Take the line containing "Transcribe the text in this document." through the last line of the data and retype those lines exactly. Pictures do not belong in the copy.
>> start AVAILABLE RECORDS
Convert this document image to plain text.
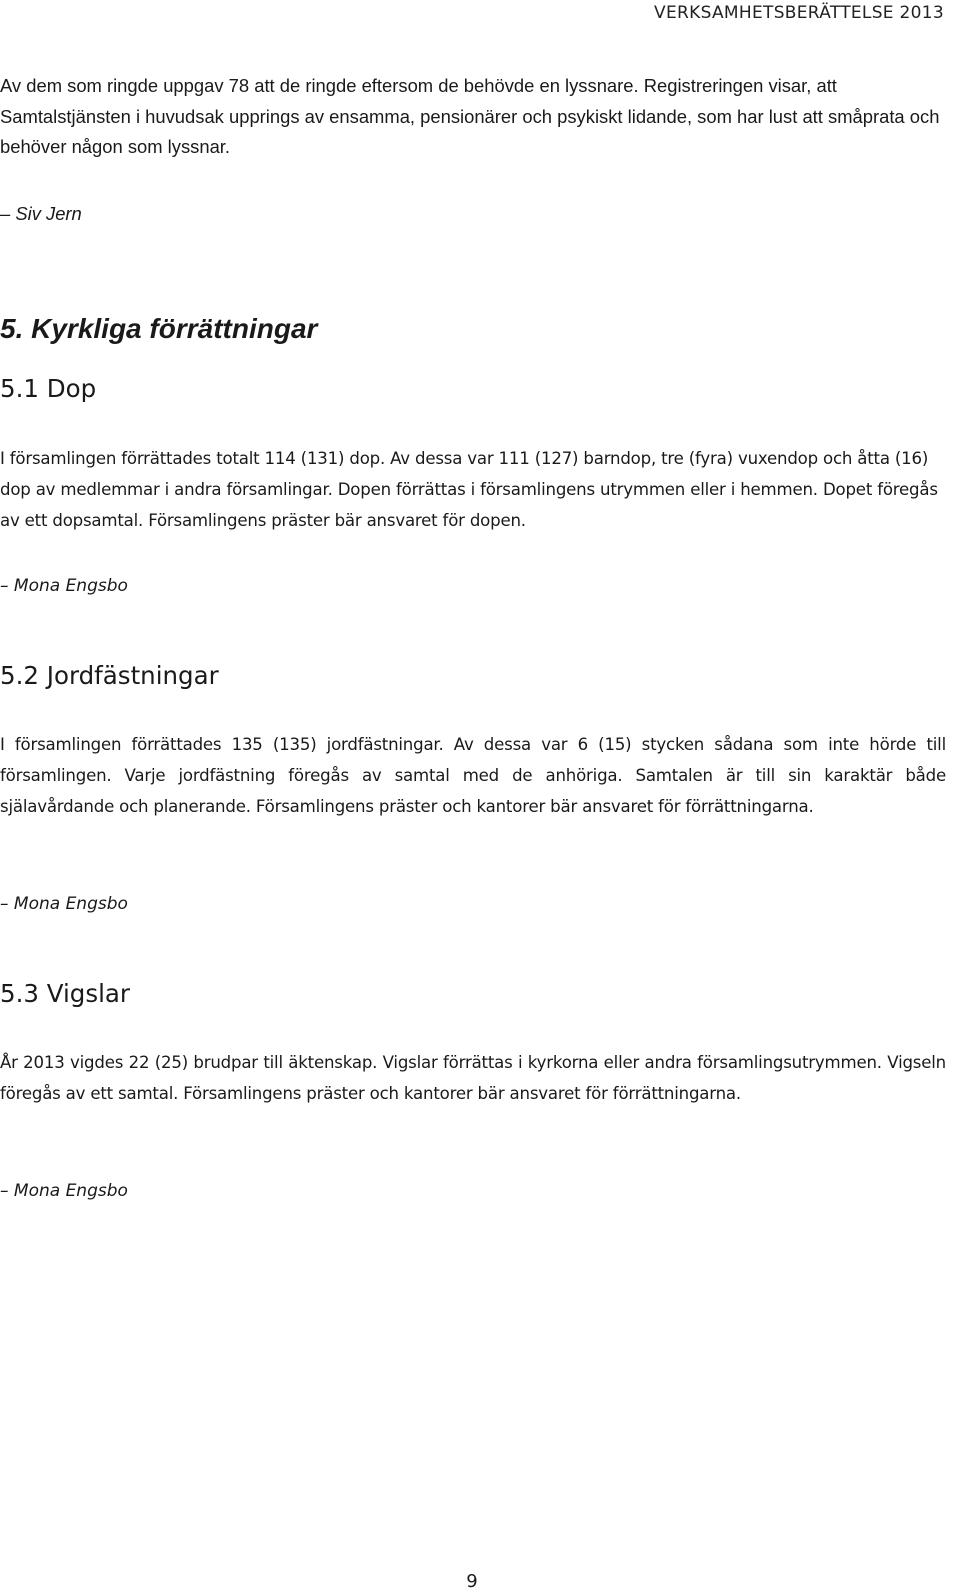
VERKSAMHETSBERÄTTELSE 2013

Av dem som ringde uppgav 78 att de ringde eftersom de behövde en lyssnare. Registreringen visar, att Samtalstjänsten i huvudsak upprings av ensamma, pensionärer och psykiskt lidande, som har lust att småprata och behöver någon som lyssnar.

– Siv Jern
5. Kyrkliga förrättningar
5.1 Dop

I församlingen förrättades totalt 114 (131) dop. Av dessa var 111 (127) barndop, tre (fyra) vuxendop och åtta (16) dop av medlemmar i andra församlingar. Dopen förrättas i församlingens utrymmen eller i hemmen. Dopet föregås av ett dopsamtal. Församlingens präster bär ansvaret för dopen.

– Mona Engsbo
5.2 Jordfästningar

I församlingen förrättades 135 (135) jordfästningar. Av dessa var 6 (15) stycken sådana som inte hörde till församlingen. Varje jordfästning föregås av samtal med de anhöriga. Samtalen är till sin karaktär både själavårdande och planerande. Församlingens präster och kantorer bär ansvaret för förrättningarna.

– Mona Engsbo
5.3 Vigslar

År 2013 vigdes 22 (25) brudpar till äktenskap. Vigslar förrättas i kyrkorna eller andra församlingsutrymmen. Vigseln föregås av ett samtal. Församlingens präster och kantorer bär ansvaret för förrättningarna.

– Mona Engsbo
9
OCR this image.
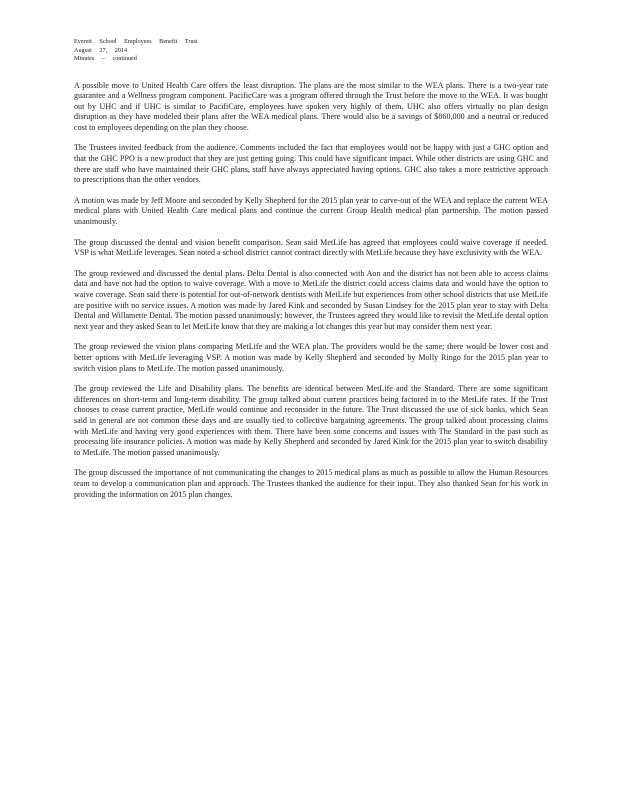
Everett School Employees Benefit Trust
August 27, 2014
Minutes – continued

A possible move to United Health Care offers the least disruption. The plans are the most similar to the WEA plans. There is a two-year rate guarantee and a Wellness program component. PacificCare was a program offered through the Trust before the move to the WEA. It was bought out by UHC and if UHC is similar to PacifiCare, employees have spoken very highly of them. UHC also offers virtually no plan design disruption as they have modeled their plans after the WEA medical plans. There would also be a savings of $860,000 and a neutral or reduced cost to employees depending on the plan they choose.

The Trustees invited feedback from the audience. Comments included the fact that employees would not be happy with just a GHC option and that the GHC PPO is a new product that they are just getting going. This could have significant impact. While other districts are using GHC and there are staff who have maintained their GHC plans, staff have always appreciated having options. GHC also takes a more restrictive approach to prescriptions than the other vendors.

A motion was made by Jeff Moore and seconded by Kelly Shepherd for the 2015 plan year to carve-out of the WEA and replace the current WEA medical plans with United Health Care medical plans and continue the current Group Health medical plan partnership. The motion passed unanimously.

The group discussed the dental and vision benefit comparison. Sean said MetLife has agreed that employees could waive coverage if needed. VSP is what MetLife leverages. Sean noted a school district cannot contract directly with MetLife because they have exclusivity with the WEA.

The group reviewed and discussed the dental plans. Delta Dental is also connected with Aon and the district has not been able to access claims data and have not had the option to waive coverage. With a move to MetLife the district could access claims data and would have the option to waive coverage. Sean said there is potential for out-of-network dentists with MetLife but experiences from other school districts that use MetLife are positive with no service issues. A motion was made by Jared Kink and seconded by Susan Lindsey for the 2015 plan year to stay with Delta Dental and Willamette Dental. The motion passed unanimously; however, the Trustees agreed they would like to revisit the MetLife dental option next year and they asked Sean to let MetLife know that they are making a lot changes this year but may consider them next year.

The group reviewed the vision plans comparing MetLife and the WEA plan. The providers would be the same; there would be lower cost and better options with MetLife leveraging VSP. A motion was made by Kelly Shepherd and seconded by Molly Ringo for the 2015 plan year to switch vision plans to MetLife. The motion passed unanimously.

The group reviewed the Life and Disability plans. The benefits are identical between MetLife and the Standard. There are some significant differences on short-term and long-term disability. The group talked about current practices being factored in to the MetLife rates. If the Trust chooses to cease current practice, MetLife would continue and reconsider in the future. The Trust discussed the use of sick banks, which Sean said in general are not common these days and are usually tied to collective bargaining agreements. The group talked about processing claims with MetLife and having very good experiences with them. There have been some concerns and issues with The Standard in the past such as processing life insurance policies. A motion was made by Kelly Shepherd and seconded by Jared Kink for the 2015 plan year to switch disability to MetLife. The motion passed unanimously.

The group discussed the importance of not communicating the changes to 2015 medical plans as much as possible to allow the Human Resources team to develop a communication plan and approach. The Trustees thanked the audience for their input. They also thanked Sean for his work in providing the information on 2015 plan changes.
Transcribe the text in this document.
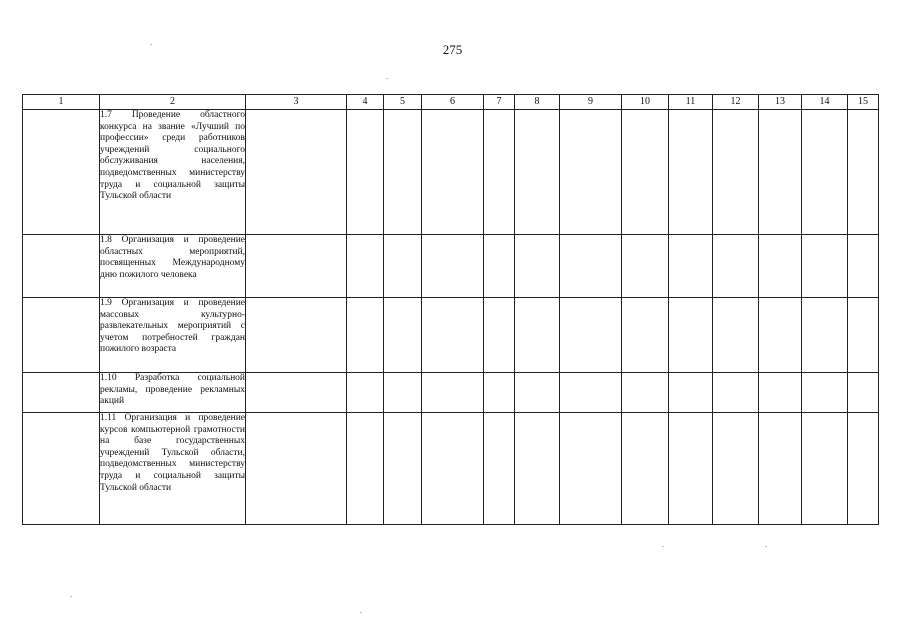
275
1	2	3	4	5	6	7	8	9	10	11	12	13	14	15

	1.7 Проведение областного конкурса на звание «Лучший по профессии» среди работников учреждений социального обслуживания населения, подведомственных министерству труда и социальной защиты Тульской области													

	1.8 Организация и проведение областных мероприятий, посвященных Международному дню пожилого человека													

	1.9 Организация и проведение массовых культурно-развлекательных мероприятий с учетом потребностей граждан пожилого возраста													

	1.10 Разработка социальной рекламы, проведение рекламных акций													

	1.11 Организация и проведение курсов компьютерной грамотности на базе государственных учреждений Тульской области, подведомственных министерству труда и социальной защиты Тульской области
>> end AVAILABLE RECORDS
* [RESULT FOR THIS EXERCISE]:
Transcribe the text in this document.
275
1	2	3	4	5	6	7	8	9	10	11	12	13	14	15

	1.7 Проведение областного конкурса на звание «Лучший по профессии» среди работников учреждений социального обслуживания населения, подведомственных министерству труда и социальной защиты Тульской области													

	1.8 Организация и проведение областных мероприятий, посвященных Международному дню пожилого человека													

	1.9 Организация и проведение массовых культурно-развлекательных мероприятий с учетом потребностей граждан пожилого возраста													

	1.10 Разработка социальной рекламы, проведение рекламных акций													

	1.11 Организация и проведение курсов компьютерной грамотности на базе государственных учреждений Тульской области, подведомственных министерству труда и социальной защиты Тульской области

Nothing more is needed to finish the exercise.